* Task description
Can you find the lines of the listing that include "following" and copy every one?

* Materials provided
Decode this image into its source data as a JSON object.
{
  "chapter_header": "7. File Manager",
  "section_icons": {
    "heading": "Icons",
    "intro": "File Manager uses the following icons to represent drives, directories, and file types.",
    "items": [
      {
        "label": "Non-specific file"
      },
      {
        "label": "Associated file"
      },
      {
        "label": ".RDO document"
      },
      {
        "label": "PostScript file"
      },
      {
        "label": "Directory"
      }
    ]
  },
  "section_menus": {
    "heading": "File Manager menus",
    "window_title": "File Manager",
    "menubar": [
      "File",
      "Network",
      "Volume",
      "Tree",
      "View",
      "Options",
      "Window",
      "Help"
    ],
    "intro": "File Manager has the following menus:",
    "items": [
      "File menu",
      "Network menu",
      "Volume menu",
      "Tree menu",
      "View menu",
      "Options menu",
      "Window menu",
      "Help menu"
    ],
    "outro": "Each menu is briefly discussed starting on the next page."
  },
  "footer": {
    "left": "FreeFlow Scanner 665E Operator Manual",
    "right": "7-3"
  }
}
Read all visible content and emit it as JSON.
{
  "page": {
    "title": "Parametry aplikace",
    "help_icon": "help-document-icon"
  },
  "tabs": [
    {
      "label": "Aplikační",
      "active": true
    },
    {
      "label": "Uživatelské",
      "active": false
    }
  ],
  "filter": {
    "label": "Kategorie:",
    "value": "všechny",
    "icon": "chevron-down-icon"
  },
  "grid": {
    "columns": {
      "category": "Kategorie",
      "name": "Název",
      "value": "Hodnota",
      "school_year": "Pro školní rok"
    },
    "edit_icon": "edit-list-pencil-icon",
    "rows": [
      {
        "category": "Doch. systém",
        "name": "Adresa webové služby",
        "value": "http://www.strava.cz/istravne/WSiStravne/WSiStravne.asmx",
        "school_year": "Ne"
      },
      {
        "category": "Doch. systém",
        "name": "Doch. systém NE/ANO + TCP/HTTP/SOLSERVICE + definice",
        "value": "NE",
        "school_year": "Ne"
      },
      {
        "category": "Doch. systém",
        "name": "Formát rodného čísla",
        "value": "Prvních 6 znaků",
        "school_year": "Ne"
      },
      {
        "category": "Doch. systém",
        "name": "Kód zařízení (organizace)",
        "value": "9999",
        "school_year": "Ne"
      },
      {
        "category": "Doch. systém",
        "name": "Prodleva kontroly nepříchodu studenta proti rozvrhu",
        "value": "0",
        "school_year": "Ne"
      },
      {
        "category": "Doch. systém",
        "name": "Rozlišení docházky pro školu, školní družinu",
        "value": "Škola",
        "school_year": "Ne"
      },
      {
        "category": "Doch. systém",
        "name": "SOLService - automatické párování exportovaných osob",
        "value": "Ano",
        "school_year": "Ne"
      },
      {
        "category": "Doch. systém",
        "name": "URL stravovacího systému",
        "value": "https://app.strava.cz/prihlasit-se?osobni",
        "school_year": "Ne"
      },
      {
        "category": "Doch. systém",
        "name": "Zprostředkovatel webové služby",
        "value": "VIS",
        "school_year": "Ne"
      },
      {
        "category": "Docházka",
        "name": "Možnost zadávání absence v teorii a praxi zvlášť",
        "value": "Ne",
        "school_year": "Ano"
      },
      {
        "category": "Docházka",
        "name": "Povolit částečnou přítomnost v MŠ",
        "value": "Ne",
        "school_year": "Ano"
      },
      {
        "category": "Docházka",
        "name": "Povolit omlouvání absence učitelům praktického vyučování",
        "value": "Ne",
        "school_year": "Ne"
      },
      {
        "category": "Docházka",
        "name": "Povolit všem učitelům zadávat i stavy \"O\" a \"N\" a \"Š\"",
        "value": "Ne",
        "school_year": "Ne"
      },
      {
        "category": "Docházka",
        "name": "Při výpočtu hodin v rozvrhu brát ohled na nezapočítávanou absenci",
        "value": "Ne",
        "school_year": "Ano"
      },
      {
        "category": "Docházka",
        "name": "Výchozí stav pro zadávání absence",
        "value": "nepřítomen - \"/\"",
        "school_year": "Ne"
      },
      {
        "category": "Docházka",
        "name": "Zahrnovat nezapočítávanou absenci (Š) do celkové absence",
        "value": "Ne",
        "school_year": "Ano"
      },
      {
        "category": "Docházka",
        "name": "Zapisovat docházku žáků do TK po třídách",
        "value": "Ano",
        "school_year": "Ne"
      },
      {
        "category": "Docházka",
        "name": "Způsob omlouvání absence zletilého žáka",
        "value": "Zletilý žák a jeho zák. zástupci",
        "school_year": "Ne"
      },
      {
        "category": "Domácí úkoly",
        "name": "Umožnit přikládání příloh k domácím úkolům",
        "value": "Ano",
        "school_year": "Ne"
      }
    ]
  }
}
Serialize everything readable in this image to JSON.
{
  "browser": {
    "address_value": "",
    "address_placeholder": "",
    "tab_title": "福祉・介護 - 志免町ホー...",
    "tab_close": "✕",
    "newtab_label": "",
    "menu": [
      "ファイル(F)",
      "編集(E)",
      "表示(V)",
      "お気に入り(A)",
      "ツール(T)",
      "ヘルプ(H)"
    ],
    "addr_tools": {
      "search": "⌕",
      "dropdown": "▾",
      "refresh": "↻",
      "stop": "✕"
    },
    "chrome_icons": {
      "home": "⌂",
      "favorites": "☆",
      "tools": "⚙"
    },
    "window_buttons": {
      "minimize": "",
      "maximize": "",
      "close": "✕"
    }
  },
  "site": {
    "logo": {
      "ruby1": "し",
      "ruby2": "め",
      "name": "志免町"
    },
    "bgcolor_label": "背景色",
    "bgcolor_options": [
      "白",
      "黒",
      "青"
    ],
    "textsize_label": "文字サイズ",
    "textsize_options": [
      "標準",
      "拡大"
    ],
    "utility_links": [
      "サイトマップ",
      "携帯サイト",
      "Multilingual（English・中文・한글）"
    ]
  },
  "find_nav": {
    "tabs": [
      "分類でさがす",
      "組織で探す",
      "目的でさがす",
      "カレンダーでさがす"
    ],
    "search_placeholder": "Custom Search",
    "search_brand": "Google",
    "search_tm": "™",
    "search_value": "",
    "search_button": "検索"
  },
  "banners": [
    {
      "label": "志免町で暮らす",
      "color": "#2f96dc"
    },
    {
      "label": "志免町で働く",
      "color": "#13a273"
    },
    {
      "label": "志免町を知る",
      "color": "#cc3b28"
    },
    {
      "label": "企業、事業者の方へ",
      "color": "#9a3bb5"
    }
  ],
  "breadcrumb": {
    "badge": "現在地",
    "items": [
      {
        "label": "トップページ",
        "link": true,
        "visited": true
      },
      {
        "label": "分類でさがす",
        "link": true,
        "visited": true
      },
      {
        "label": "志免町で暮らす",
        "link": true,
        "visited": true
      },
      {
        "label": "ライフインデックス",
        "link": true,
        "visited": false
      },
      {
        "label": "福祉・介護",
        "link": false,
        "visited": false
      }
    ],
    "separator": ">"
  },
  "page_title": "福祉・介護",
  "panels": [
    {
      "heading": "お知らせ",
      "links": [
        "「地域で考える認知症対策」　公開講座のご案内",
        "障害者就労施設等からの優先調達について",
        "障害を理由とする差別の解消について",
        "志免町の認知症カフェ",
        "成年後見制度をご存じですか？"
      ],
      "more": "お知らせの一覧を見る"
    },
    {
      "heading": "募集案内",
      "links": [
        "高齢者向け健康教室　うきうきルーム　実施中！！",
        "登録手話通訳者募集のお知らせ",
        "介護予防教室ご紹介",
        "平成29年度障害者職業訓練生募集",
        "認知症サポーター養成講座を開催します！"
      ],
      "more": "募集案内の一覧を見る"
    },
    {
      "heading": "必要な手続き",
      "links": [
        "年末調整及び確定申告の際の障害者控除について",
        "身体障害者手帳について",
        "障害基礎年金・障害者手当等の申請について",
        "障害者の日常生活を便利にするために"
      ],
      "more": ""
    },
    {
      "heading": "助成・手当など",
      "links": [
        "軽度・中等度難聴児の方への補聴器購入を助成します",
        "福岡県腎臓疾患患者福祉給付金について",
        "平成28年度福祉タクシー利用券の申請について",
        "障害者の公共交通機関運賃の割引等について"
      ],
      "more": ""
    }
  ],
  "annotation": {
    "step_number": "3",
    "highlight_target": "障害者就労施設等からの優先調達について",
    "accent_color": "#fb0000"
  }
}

* Answer for the task
    "intro": "File Manager uses the following icons to represent drives, directories, and file types.",
    "intro": "File Manager has the following menus:",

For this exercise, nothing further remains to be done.